Task details:
Each entry should be quoted word for word, including every mark of punctuation.

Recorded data
# # # # #

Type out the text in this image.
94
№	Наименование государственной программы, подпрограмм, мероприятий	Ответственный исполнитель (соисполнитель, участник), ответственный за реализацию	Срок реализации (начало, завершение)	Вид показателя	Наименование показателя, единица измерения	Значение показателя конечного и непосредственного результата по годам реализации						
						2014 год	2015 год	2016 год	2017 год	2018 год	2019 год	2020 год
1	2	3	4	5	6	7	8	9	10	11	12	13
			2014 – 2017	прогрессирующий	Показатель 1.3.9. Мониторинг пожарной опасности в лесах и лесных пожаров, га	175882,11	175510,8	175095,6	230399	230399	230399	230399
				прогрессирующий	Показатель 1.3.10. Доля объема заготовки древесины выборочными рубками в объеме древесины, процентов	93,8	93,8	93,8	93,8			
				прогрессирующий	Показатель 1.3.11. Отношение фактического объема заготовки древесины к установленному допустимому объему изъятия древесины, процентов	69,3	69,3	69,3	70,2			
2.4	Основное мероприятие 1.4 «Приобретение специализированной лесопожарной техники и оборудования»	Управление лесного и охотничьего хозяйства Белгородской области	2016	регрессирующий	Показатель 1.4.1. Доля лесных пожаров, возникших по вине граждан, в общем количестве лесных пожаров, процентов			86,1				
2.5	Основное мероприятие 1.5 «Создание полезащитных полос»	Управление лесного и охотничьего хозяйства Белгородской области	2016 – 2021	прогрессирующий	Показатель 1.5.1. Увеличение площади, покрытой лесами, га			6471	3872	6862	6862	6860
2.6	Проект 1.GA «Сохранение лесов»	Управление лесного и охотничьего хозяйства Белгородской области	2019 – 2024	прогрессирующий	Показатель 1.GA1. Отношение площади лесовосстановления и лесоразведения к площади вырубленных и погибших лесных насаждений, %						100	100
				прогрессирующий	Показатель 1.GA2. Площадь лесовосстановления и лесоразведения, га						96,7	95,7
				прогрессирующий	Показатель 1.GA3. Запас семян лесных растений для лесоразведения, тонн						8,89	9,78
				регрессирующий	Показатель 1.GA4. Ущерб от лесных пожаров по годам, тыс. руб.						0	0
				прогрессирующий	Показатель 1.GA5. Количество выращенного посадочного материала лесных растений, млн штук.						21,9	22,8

# # # # #

Solution for this problem:
Type out the text in this image.
94
№	Наименование государственной программы, подпрограмм, мероприятий	Ответственный исполнитель (соисполнитель, участник), ответственный за реализацию	Срок реализации (начало, завершение)	Вид показателя	Наименование показателя, единица измерения	Значение показателя конечного и непосредственного результата по годам реализации						
						2014 год	2015 год	2016 год	2017 год	2018 год	2019 год	2020 год
1	2	3	4	5	6	7	8	9	10	11	12	13
			2014 – 2017	прогрессирующий	Показатель 1.3.9. Мониторинг пожарной опасности в лесах и лесных пожаров, га	175882,11	175510,8	175095,6	230399	230399	230399	230399
				прогрессирующий	Показатель 1.3.10. Доля объема заготовки древесины выборочными рубками в объеме древесины, процентов	93,8	93,8	93,8	93,8			
				прогрессирующий	Показатель 1.3.11. Отношение фактического объема заготовки древесины к установленному допустимому объему изъятия древесины, процентов	69,3	69,3	69,3	70,2			
2.4	Основное мероприятие 1.4 «Приобретение специализированной лесопожарной техники и оборудования»	Управление лесного и охотничьего хозяйства Белгородской области	2016	регрессирующий	Показатель 1.4.1. Доля лесных пожаров, возникших по вине граждан, в общем количестве лесных пожаров, процентов			86,1				
2.5	Основное мероприятие 1.5 «Создание полезащитных полос»	Управление лесного и охотничьего хозяйства Белгородской области	2016 – 2021	прогрессирующий	Показатель 1.5.1. Увеличение площади, покрытой лесами, га			6471	3872	6862	6862	6860
2.6	Проект 1.GA «Сохранение лесов»	Управление лесного и охотничьего хозяйства Белгородской области	2019 – 2024	прогрессирующий	Показатель 1.GA1. Отношение площади лесовосстановления и лесоразведения к площади вырубленных и погибших лесных насаждений, %						100	100
				прогрессирующий	Показатель 1.GA2. Площадь лесовосстановления и лесоразведения, га						96,7	95,7
				прогрессирующий	Показатель 1.GA3. Запас семян лесных растений для лесоразведения, тонн						8,89	9,78
				регрессирующий	Показатель 1.GA4. Ущерб от лесных пожаров по годам, тыс. руб.						0	0
				прогрессирующий	Показатель 1.GA5. Количество выращенного посадочного материала лесных растений, млн штук.						21,9	22,8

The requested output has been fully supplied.